**Written instruction**
In the records, output every line from the one containing "655, 143, 689]" down to and including the one containing "pros list: Eliminates" as a JSON list of strings, one string per line, with blank lines omitted.

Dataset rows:
________________________
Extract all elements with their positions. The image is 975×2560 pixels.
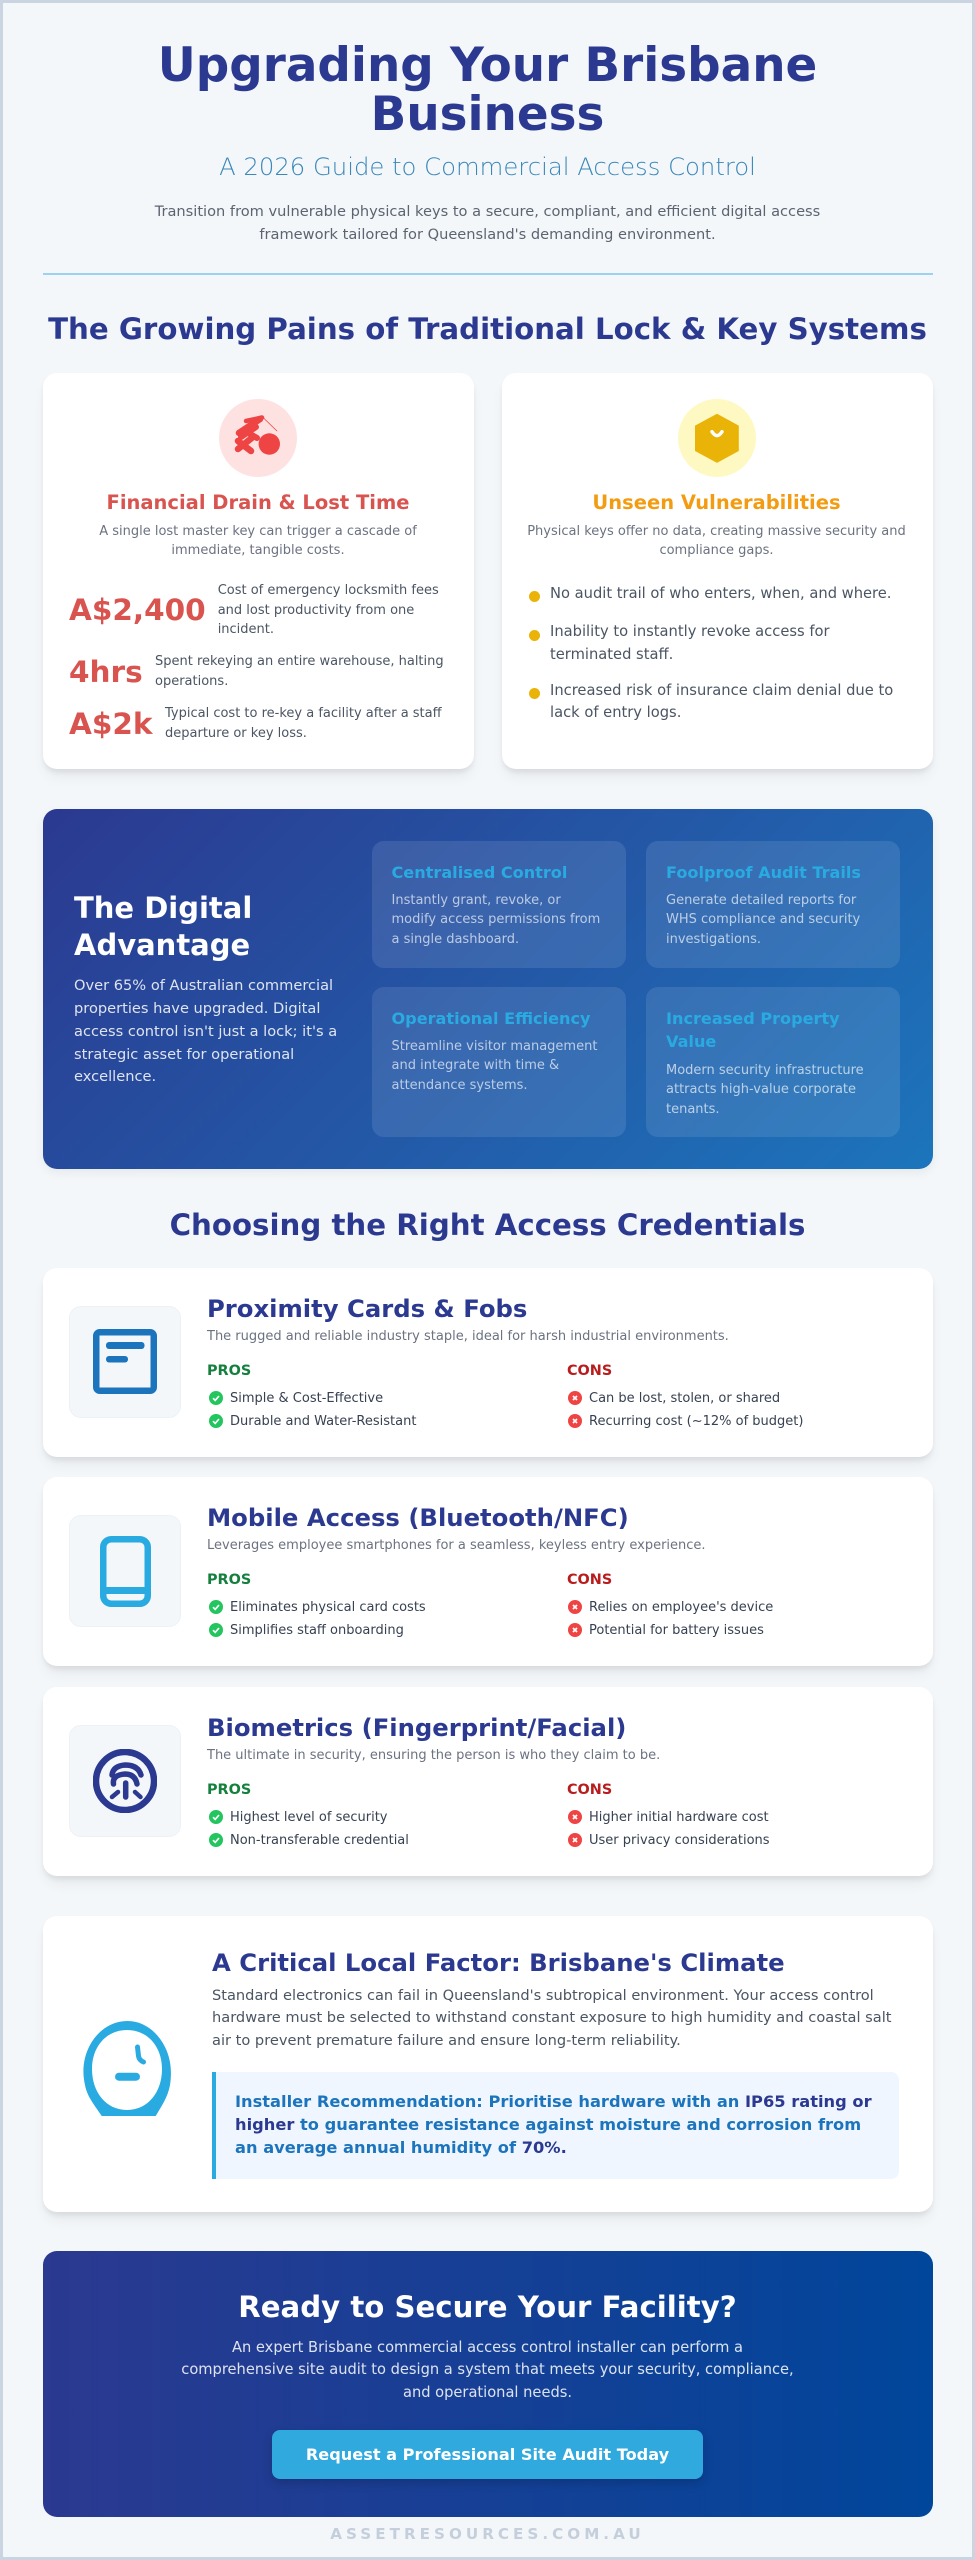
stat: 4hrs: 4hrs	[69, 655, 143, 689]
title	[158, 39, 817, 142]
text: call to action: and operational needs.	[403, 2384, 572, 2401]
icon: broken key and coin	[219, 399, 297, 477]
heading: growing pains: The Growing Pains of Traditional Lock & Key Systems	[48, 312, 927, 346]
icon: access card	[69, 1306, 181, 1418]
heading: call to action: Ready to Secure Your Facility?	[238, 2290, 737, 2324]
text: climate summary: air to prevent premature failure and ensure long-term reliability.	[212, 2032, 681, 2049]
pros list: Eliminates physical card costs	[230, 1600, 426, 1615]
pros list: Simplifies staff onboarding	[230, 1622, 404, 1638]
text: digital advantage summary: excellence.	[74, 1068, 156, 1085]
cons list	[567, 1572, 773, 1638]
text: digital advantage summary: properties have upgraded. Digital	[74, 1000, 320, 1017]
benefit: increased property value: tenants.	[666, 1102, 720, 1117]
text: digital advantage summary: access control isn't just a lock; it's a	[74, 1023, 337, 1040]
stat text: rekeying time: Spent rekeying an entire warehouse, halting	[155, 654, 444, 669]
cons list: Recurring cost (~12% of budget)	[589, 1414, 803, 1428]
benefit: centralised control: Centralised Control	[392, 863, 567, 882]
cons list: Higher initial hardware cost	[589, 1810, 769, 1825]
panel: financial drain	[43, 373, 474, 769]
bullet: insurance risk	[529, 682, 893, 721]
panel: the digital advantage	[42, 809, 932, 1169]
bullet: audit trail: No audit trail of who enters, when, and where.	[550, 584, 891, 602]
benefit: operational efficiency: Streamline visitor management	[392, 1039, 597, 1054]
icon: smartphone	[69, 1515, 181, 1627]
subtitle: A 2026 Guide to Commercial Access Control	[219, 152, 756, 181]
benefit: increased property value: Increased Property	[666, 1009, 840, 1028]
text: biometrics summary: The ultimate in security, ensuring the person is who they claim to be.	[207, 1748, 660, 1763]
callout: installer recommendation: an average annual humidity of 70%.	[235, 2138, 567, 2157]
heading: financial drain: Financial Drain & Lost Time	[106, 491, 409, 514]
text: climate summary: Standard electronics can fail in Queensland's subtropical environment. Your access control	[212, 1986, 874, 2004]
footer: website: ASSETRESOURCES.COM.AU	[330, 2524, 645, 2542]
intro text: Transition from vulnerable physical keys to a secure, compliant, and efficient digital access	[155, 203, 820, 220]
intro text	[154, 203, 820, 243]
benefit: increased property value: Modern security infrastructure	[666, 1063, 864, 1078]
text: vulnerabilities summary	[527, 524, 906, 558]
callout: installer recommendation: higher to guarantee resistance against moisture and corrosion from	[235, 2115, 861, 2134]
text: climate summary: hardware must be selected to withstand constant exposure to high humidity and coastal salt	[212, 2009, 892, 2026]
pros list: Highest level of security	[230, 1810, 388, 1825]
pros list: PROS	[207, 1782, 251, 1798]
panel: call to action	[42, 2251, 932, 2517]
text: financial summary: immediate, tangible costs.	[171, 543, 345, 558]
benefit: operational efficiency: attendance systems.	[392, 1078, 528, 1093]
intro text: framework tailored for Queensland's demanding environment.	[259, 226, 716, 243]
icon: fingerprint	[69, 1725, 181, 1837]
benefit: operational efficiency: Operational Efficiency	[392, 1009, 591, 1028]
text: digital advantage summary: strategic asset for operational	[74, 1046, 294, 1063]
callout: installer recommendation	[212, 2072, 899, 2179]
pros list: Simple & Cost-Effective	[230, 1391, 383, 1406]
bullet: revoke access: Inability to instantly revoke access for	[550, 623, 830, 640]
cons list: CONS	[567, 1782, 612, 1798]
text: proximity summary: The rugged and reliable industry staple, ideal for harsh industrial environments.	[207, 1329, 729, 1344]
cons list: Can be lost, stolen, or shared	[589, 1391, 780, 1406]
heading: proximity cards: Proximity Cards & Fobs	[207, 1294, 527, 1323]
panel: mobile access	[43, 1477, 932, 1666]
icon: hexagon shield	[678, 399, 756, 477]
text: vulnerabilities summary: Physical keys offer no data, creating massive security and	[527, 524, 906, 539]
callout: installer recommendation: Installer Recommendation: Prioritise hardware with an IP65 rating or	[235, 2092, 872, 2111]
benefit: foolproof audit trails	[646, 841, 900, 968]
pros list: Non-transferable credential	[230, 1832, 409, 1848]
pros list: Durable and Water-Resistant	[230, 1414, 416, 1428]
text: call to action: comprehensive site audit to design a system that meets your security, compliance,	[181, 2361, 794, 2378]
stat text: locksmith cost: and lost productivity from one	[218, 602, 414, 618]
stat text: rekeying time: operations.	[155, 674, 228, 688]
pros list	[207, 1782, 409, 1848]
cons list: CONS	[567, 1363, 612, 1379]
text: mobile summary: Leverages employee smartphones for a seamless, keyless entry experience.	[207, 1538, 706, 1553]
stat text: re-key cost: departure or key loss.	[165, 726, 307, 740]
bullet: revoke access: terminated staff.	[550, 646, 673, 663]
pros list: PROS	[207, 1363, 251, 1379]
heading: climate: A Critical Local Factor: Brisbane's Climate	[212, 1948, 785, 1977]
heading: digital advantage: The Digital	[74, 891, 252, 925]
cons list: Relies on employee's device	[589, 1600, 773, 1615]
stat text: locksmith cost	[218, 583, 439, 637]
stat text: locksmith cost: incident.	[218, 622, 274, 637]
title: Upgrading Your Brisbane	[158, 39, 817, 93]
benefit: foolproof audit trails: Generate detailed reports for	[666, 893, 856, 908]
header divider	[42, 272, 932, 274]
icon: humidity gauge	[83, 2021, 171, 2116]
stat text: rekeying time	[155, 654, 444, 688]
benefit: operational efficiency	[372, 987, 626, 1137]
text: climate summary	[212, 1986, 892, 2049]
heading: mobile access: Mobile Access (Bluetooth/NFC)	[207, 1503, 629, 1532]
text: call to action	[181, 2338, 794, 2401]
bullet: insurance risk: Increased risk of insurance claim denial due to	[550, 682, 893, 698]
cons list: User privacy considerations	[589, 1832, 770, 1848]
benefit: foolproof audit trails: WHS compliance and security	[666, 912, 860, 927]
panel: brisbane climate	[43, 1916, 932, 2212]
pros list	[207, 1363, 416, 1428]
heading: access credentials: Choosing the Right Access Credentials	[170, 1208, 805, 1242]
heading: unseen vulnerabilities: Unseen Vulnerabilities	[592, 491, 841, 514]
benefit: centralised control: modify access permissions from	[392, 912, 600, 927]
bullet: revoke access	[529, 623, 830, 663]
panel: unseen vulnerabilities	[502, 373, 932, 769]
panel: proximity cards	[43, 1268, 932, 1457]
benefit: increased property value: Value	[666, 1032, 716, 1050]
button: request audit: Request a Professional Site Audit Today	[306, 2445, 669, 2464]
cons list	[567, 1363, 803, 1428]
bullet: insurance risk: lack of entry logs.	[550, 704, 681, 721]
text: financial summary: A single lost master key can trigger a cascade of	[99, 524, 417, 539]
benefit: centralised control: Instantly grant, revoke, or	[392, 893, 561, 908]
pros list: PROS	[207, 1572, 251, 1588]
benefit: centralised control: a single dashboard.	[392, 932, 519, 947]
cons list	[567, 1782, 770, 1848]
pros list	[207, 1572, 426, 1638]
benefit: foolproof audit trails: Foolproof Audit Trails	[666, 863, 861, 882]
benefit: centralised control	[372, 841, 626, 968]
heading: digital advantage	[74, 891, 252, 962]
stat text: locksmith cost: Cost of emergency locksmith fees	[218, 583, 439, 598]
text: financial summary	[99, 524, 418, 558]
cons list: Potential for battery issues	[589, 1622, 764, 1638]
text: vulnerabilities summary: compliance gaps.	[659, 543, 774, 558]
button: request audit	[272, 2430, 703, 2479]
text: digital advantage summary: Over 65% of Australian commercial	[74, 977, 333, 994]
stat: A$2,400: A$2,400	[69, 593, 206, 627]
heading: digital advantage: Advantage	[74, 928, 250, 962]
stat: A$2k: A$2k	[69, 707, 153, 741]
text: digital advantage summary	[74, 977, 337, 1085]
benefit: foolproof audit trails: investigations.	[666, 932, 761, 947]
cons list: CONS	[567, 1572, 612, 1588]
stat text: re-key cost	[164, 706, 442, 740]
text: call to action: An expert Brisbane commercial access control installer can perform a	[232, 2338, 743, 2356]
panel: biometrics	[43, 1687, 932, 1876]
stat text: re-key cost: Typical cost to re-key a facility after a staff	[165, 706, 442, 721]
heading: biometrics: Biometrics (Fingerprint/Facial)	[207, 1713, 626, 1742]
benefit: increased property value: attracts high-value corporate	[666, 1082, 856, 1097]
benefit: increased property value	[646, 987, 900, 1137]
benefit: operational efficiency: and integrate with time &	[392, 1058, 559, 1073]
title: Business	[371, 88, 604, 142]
________________________
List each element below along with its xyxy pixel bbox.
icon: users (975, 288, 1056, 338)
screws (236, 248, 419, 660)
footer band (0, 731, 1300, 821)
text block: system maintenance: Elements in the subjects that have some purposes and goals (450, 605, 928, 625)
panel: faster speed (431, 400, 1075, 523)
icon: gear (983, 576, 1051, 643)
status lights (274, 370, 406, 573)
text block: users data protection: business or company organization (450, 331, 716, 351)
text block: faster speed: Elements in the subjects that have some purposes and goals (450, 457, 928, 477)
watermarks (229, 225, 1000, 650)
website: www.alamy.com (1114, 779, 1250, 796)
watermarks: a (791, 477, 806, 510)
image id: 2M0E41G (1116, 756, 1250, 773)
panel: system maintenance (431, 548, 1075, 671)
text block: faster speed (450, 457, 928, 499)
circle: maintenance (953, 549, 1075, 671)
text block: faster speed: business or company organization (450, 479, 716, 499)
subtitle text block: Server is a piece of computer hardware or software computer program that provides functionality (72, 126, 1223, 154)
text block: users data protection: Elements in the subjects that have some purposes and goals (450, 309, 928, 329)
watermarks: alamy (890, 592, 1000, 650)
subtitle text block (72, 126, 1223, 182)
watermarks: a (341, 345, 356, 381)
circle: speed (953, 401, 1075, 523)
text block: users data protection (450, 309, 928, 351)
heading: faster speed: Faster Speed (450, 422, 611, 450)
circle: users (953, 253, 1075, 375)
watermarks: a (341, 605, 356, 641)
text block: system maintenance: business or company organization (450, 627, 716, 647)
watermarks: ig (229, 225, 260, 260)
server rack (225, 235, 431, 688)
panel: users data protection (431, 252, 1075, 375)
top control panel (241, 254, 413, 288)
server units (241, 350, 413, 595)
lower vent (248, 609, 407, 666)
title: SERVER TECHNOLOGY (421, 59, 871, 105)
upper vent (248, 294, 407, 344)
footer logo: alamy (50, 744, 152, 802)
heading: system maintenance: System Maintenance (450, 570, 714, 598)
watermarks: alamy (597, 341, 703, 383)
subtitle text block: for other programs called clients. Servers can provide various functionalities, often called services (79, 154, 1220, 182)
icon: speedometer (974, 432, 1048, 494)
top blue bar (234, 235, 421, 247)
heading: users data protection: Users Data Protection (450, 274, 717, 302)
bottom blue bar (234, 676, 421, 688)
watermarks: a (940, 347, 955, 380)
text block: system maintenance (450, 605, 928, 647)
________________________
**Task answer**
[
  "stat: 4hrs: 4hrs\t[69, 655, 143, 689]",
  "title\t[158, 39, 817, 142]",
  "text: call to action: and operational needs.\t[403, 2384, 572, 2401]",
  "icon: broken key and coin\t[219, 399, 297, 477]",
  "heading: growing pains: The Growing Pains of Traditional Lock & Key Systems\t[48, 312, 927, 346]",
  "icon: access card\t[69, 1306, 181, 1418]",
  "heading: call to action: Ready to Secure Your Facility?\t[238, 2290, 737, 2324]",
  "text: climate summary: air to prevent premature failure and ensure long-term reliability.\t[212, 2032, 681, 2049]",
  "pros list: Eliminates physical card costs\t[230, 1600, 426, 1615]"
]